[Saved data entries]
------

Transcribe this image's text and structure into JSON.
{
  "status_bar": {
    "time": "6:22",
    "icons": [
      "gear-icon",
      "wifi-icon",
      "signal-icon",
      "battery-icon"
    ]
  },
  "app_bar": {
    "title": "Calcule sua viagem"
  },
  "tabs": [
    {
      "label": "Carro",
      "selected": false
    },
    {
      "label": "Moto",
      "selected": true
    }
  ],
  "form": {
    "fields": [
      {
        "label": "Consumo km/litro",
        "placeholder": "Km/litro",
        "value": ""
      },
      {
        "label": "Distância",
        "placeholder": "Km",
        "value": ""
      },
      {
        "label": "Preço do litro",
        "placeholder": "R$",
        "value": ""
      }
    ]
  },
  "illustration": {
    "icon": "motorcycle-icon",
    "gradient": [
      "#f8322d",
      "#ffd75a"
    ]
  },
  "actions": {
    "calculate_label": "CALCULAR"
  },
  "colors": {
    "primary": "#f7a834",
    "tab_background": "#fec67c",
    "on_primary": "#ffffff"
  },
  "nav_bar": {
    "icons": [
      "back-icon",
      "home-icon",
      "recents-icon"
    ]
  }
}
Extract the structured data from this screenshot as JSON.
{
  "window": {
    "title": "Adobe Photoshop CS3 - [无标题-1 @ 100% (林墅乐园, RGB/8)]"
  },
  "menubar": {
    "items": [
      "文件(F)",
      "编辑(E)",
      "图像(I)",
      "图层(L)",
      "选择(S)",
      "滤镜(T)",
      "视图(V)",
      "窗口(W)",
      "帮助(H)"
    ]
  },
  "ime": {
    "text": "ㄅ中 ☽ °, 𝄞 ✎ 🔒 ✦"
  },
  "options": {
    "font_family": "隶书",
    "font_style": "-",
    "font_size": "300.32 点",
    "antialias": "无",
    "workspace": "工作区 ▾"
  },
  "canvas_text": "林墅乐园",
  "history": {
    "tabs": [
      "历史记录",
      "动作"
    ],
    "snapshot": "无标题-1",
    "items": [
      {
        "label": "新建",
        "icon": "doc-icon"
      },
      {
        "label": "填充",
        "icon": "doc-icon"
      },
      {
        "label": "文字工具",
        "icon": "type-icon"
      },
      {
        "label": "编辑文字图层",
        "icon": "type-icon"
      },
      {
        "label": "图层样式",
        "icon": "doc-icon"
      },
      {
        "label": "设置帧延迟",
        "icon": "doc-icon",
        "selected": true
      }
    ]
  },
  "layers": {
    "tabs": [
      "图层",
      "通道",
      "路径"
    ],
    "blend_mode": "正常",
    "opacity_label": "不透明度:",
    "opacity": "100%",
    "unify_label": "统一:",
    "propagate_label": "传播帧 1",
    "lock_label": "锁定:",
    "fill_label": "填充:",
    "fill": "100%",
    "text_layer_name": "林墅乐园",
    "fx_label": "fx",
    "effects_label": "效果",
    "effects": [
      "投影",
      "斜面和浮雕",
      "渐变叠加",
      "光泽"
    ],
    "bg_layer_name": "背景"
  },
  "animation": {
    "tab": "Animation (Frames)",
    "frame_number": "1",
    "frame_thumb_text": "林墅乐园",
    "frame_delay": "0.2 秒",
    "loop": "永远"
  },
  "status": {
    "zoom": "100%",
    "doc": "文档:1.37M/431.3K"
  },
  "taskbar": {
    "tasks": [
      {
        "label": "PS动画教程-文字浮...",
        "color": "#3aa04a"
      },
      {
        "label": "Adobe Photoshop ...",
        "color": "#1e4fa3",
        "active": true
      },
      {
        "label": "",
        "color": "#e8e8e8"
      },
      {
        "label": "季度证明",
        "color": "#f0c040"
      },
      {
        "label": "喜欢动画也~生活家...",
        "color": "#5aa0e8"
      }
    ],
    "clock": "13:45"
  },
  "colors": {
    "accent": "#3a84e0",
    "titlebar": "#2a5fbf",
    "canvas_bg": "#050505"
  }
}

------

# Given instruction
Find each line with the string "selected" and copy it out.

# Exercise solution
      "selected": false
      "selected": true
        "selected": true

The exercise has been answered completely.